• **What is needed**
Extract every line that contains the string "Приложение".

• **Material supplied**
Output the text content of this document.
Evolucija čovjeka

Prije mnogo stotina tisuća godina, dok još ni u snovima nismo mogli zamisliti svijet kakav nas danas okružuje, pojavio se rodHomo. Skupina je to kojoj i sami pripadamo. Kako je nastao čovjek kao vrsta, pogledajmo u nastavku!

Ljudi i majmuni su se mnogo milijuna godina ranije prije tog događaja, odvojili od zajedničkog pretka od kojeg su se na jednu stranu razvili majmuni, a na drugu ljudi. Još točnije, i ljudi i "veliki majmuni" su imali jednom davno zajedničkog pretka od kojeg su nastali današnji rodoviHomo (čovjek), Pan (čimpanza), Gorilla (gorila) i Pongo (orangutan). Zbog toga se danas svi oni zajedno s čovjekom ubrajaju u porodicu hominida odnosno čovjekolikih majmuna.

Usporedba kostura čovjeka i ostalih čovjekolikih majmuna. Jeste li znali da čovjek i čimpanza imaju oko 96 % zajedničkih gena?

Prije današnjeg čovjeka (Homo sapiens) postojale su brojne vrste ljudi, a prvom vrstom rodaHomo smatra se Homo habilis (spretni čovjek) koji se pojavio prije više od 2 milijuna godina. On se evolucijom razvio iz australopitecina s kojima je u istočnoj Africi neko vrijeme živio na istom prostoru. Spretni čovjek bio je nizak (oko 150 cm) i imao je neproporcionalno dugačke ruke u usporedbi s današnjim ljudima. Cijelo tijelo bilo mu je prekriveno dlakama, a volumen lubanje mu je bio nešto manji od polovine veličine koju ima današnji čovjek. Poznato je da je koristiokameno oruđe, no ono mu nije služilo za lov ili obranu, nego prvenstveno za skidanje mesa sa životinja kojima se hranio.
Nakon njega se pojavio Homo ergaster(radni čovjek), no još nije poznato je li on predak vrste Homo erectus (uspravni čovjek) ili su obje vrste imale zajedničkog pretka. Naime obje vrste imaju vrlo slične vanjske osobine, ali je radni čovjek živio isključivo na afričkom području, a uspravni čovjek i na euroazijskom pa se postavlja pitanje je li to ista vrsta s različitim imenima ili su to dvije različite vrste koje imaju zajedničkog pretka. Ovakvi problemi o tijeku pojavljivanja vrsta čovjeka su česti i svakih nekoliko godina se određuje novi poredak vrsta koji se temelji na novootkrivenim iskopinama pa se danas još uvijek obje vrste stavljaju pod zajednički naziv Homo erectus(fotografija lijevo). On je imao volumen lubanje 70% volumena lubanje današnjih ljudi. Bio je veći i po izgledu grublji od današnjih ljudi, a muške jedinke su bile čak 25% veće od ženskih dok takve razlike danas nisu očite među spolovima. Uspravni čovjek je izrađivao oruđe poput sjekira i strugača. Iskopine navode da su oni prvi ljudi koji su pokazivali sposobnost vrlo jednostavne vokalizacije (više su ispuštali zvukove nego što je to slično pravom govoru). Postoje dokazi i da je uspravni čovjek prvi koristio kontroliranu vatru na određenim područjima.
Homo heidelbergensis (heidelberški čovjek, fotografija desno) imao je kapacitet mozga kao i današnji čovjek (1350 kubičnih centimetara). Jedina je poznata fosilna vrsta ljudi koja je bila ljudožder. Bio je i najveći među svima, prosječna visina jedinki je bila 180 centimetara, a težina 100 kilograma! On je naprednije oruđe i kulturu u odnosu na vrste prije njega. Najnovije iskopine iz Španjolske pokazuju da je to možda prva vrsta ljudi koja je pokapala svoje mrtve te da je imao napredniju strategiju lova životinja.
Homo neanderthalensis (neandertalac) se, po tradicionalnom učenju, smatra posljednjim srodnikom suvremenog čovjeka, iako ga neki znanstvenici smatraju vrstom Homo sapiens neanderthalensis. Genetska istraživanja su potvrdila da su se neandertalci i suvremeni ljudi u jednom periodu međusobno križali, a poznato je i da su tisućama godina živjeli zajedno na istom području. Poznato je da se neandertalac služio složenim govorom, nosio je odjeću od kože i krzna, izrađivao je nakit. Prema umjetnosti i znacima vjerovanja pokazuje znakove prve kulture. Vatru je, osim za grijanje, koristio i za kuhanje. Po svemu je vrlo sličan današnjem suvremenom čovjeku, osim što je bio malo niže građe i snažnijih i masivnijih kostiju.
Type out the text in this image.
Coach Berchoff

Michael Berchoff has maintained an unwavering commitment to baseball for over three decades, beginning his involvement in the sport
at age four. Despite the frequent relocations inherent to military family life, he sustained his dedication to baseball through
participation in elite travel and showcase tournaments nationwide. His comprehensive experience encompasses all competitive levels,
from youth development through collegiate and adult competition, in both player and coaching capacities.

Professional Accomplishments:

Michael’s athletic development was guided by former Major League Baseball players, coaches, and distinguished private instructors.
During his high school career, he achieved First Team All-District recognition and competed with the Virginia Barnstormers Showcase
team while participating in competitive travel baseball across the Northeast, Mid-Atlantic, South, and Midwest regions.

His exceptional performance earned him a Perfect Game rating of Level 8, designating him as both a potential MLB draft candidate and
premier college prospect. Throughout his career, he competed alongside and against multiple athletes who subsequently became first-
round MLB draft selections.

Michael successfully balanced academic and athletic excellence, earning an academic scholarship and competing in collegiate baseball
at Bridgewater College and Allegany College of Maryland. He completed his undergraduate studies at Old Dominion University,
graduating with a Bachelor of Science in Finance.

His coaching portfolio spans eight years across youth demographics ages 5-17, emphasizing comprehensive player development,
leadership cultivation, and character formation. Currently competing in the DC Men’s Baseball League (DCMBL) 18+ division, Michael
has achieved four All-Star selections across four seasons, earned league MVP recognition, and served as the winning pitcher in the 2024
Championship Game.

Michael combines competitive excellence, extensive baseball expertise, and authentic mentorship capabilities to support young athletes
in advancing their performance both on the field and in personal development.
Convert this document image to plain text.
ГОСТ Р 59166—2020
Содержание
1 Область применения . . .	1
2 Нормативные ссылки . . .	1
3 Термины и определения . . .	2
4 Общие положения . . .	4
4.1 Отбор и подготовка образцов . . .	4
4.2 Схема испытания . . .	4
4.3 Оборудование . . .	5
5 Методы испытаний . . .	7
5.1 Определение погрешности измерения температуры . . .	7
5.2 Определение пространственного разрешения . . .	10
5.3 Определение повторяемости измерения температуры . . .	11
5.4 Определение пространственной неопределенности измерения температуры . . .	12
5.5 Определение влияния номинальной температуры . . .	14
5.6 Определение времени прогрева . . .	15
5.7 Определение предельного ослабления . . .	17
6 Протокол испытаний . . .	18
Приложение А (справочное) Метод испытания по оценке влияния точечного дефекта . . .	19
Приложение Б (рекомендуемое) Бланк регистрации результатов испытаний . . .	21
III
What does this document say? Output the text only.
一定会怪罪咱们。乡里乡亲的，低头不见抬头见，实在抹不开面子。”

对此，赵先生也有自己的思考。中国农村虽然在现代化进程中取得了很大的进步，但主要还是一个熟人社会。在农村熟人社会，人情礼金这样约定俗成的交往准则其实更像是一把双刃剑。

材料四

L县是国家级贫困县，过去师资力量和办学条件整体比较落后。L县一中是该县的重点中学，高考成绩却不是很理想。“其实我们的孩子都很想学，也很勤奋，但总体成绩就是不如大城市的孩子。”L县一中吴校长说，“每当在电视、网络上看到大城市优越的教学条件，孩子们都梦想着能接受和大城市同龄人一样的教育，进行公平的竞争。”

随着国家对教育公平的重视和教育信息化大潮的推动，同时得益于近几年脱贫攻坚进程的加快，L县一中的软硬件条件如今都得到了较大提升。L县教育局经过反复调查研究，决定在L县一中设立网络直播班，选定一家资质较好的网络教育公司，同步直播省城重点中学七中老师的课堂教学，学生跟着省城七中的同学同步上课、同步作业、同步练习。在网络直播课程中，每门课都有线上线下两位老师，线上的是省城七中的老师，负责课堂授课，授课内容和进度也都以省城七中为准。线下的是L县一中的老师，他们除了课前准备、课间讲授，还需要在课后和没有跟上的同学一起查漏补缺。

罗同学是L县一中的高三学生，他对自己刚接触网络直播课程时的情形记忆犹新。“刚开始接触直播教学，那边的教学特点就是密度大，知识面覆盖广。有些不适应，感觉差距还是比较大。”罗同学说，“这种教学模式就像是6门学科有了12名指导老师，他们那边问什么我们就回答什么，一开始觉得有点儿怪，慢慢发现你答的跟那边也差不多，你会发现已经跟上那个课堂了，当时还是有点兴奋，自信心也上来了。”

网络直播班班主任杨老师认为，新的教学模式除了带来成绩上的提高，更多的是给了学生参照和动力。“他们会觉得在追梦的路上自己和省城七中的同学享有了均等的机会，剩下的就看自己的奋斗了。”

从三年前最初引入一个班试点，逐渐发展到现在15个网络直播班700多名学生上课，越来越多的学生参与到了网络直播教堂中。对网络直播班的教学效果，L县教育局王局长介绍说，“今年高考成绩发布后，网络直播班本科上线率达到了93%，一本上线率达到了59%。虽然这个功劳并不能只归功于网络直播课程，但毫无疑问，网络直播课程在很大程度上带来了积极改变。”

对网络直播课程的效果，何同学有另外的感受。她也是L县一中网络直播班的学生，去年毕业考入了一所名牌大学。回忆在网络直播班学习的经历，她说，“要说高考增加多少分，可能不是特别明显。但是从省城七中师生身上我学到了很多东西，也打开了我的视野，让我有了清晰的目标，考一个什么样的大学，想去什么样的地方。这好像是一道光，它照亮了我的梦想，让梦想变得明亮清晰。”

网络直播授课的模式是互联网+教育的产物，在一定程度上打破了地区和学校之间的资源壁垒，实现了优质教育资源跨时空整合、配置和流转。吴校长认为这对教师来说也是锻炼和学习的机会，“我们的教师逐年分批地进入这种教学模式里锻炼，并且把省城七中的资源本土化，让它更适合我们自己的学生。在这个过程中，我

• **The output**
Приложение А (справочное) Метод испытания по оценке влияния точечного дефекта . . .	19
Приложение Б (рекомендуемое) Бланк регистрации результатов испытаний . . .	21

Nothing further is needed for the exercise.